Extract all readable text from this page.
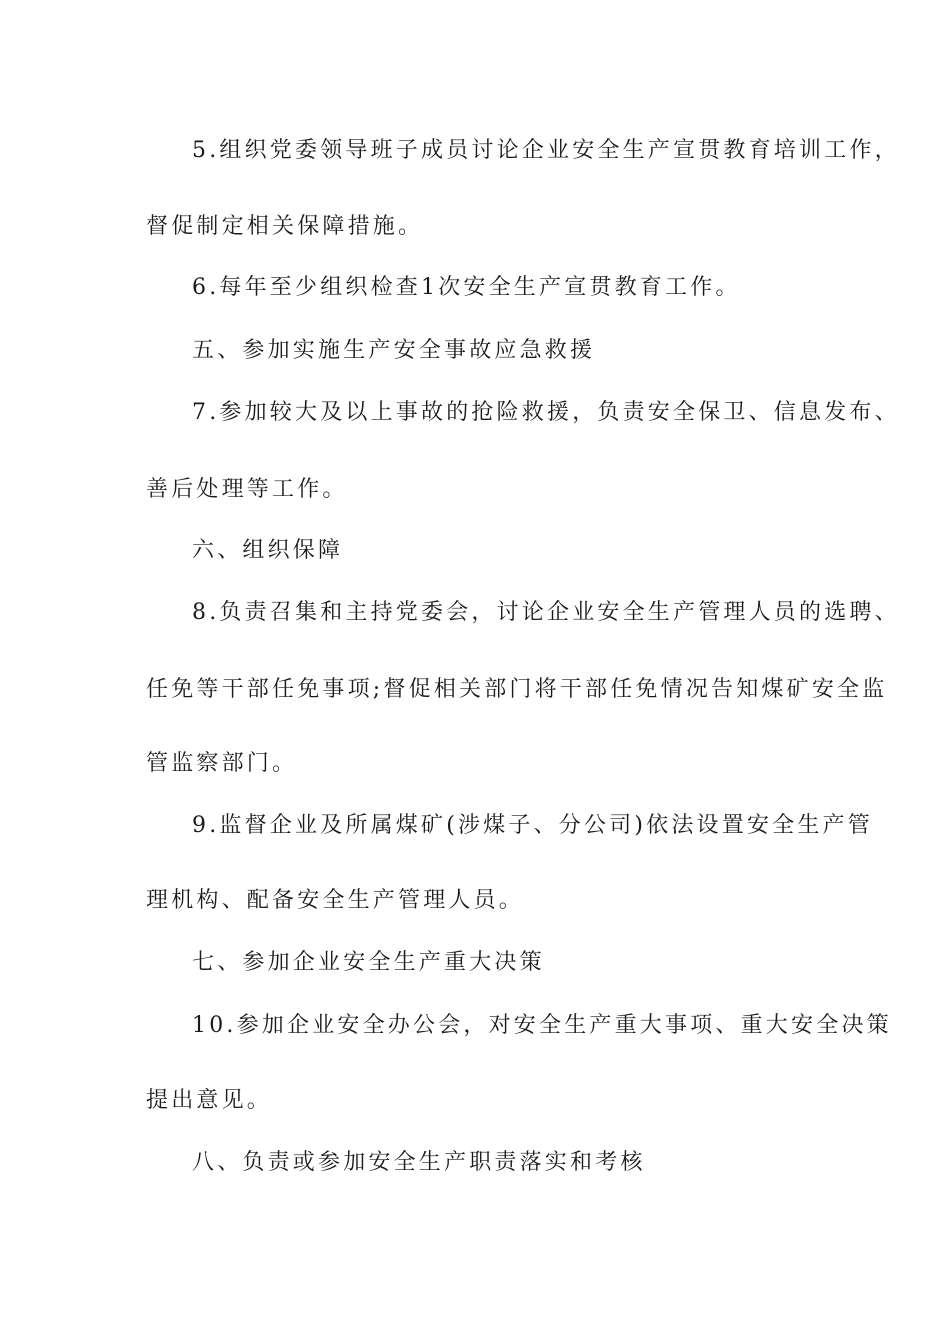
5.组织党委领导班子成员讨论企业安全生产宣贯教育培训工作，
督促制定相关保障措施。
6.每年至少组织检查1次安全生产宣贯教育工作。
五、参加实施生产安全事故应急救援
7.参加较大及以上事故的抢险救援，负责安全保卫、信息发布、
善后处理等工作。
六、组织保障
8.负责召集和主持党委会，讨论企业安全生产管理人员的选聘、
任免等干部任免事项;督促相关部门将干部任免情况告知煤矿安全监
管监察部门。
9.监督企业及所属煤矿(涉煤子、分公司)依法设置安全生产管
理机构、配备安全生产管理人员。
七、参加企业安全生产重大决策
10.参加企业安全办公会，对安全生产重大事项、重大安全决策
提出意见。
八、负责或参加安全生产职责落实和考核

### OBJECTIVE
Go through the material above and print all of it exactly, except the pictures.

### ANSWER TO THE EXERCISE
Extract all readable text from this page.
5.组织党委领导班子成员讨论企业安全生产宣贯教育培训工作，
督促制定相关保障措施。
6.每年至少组织检查1次安全生产宣贯教育工作。
五、参加实施生产安全事故应急救援
7.参加较大及以上事故的抢险救援，负责安全保卫、信息发布、
善后处理等工作。
六、组织保障
8.负责召集和主持党委会，讨论企业安全生产管理人员的选聘、
任免等干部任免事项;督促相关部门将干部任免情况告知煤矿安全监
管监察部门。
9.监督企业及所属煤矿(涉煤子、分公司)依法设置安全生产管
理机构、配备安全生产管理人员。
七、参加企业安全生产重大决策
10.参加企业安全办公会，对安全生产重大事项、重大安全决策
提出意见。
八、负责或参加安全生产职责落实和考核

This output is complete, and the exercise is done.